Exercise instructions: Your copy of the material must match it exactly, except that pictures are dropped.

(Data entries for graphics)
---
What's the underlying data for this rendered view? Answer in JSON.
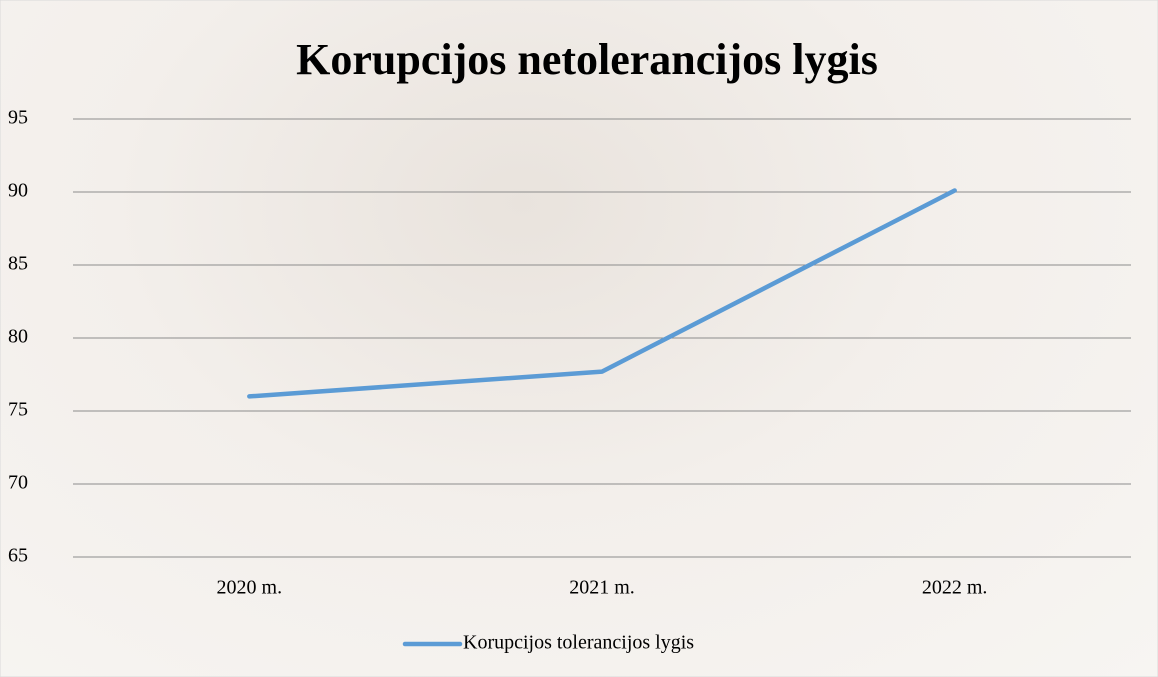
{
  "chart_data": {
    "type": "line",
    "title": "Korupcijos netolerancijos lygis",
    "categories": [
      "2020 m.",
      "2021 m.",
      "2022 m."
    ],
    "series": [
      {
        "name": "Korupcijos tolerancijos lygis",
        "color": "#5b9bd5",
        "values": [
          76,
          77.7,
          90.1
        ]
      }
    ],
    "ylim": [
      65,
      95
    ],
    "yticks": [
      65,
      70,
      75,
      80,
      85,
      90,
      95
    ],
    "grid": true,
    "legend": "bottom"
  }
}
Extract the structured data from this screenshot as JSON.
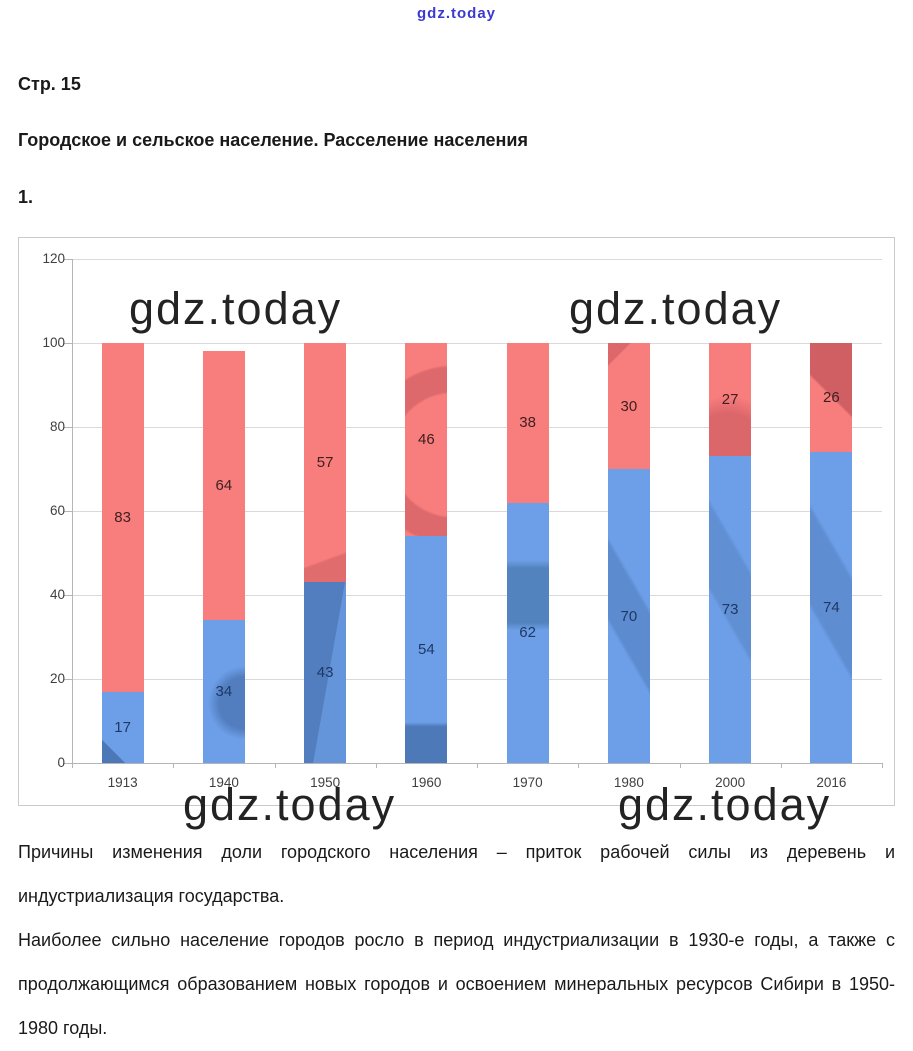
{
  "site_logo": "gdz.today",
  "watermark_text": "gdz.today",
  "page_label": "Стр. 15",
  "heading": "Городское и сельское население. Расселение населения",
  "item_number": "1.",
  "chart_data": {
    "type": "stacked-bar",
    "categories": [
      "1913",
      "1940",
      "1950",
      "1960",
      "1970",
      "1980",
      "2000",
      "2016"
    ],
    "series": [
      {
        "name": "urban-share-blue-bottom",
        "color": "#6d9fe8",
        "label_color": "#1f3864",
        "values": [
          17,
          34,
          43,
          54,
          62,
          70,
          73,
          74
        ]
      },
      {
        "name": "rural-share-red-top",
        "color": "#f87d7d",
        "label_color": "#3f2021",
        "values": [
          83,
          64,
          57,
          46,
          38,
          30,
          27,
          26
        ]
      }
    ],
    "title": "",
    "xlabel": "",
    "ylabel": "",
    "ylim": [
      0,
      120
    ],
    "ytick_step": 20,
    "yticks": [
      0,
      20,
      40,
      60,
      80,
      100,
      120
    ],
    "grid": true,
    "legend": "none",
    "grid_color": "#d9d9d9",
    "axis_color": "#b5b5b5",
    "tick_label_color": "#3f3f3f"
  },
  "paragraphs": [
    "Причины изменения доли городского населения – приток рабочей силы из деревень и индустриализация государства.",
    "Наиболее сильно население городов росло в период индустриализации в 1930-е годы, а также с продолжающимся образованием новых городов и освоением минеральных ресурсов Сибири в 1950-1980 годы."
  ],
  "colors": {
    "logo": "#3a3ad2",
    "body_text": "#1a1a1a",
    "watermark": "#121212"
  }
}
---
Completed exercise:
What's the underlying data for this rendered view? Answer in JSON.
{
  "chart_data": {
    "type": "line",
    "title": "Korupcijos netolerancijos lygis",
    "categories": [
      "2020 m.",
      "2021 m.",
      "2022 m."
    ],
    "series": [
      {
        "name": "Korupcijos tolerancijos lygis",
        "color": "#5b9bd5",
        "values": [
          76,
          77.7,
          90.1
        ]
      }
    ],
    "ylim": [
      65,
      95
    ],
    "yticks": [
      65,
      70,
      75,
      80,
      85,
      90,
      95
    ],
    "grid": true,
    "legend": "bottom"
  }
}
Extract the structured data from this screenshot as JSON.
{
  "site_logo": "gdz.today",
  "watermark_text": "gdz.today",
  "page_label": "Стр. 15",
  "heading": "Городское и сельское население. Расселение населения",
  "item_number": "1.",
  "chart_data": {
    "type": "stacked-bar",
    "categories": [
      "1913",
      "1940",
      "1950",
      "1960",
      "1970",
      "1980",
      "2000",
      "2016"
    ],
    "series": [
      {
        "name": "urban-share-blue-bottom",
        "color": "#6d9fe8",
        "label_color": "#1f3864",
        "values": [
          17,
          34,
          43,
          54,
          62,
          70,
          73,
          74
        ]
      },
      {
        "name": "rural-share-red-top",
        "color": "#f87d7d",
        "label_color": "#3f2021",
        "values": [
          83,
          64,
          57,
          46,
          38,
          30,
          27,
          26
        ]
      }
    ],
    "title": "",
    "xlabel": "",
    "ylabel": "",
    "ylim": [
      0,
      120
    ],
    "ytick_step": 20,
    "yticks": [
      0,
      20,
      40,
      60,
      80,
      100,
      120
    ],
    "grid": true,
    "legend": "none",
    "grid_color": "#d9d9d9",
    "axis_color": "#b5b5b5",
    "tick_label_color": "#3f3f3f"
  },
  "paragraphs": [
    "Причины изменения доли городского населения – приток рабочей силы из деревень и индустриализация государства.",
    "Наиболее сильно население городов росло в период индустриализации в 1930-е годы, а также с продолжающимся образованием новых городов и освоением минеральных ресурсов Сибири в 1950-1980 годы."
  ],
  "colors": {
    "logo": "#3a3ad2",
    "body_text": "#1a1a1a",
    "watermark": "#121212"
  }
}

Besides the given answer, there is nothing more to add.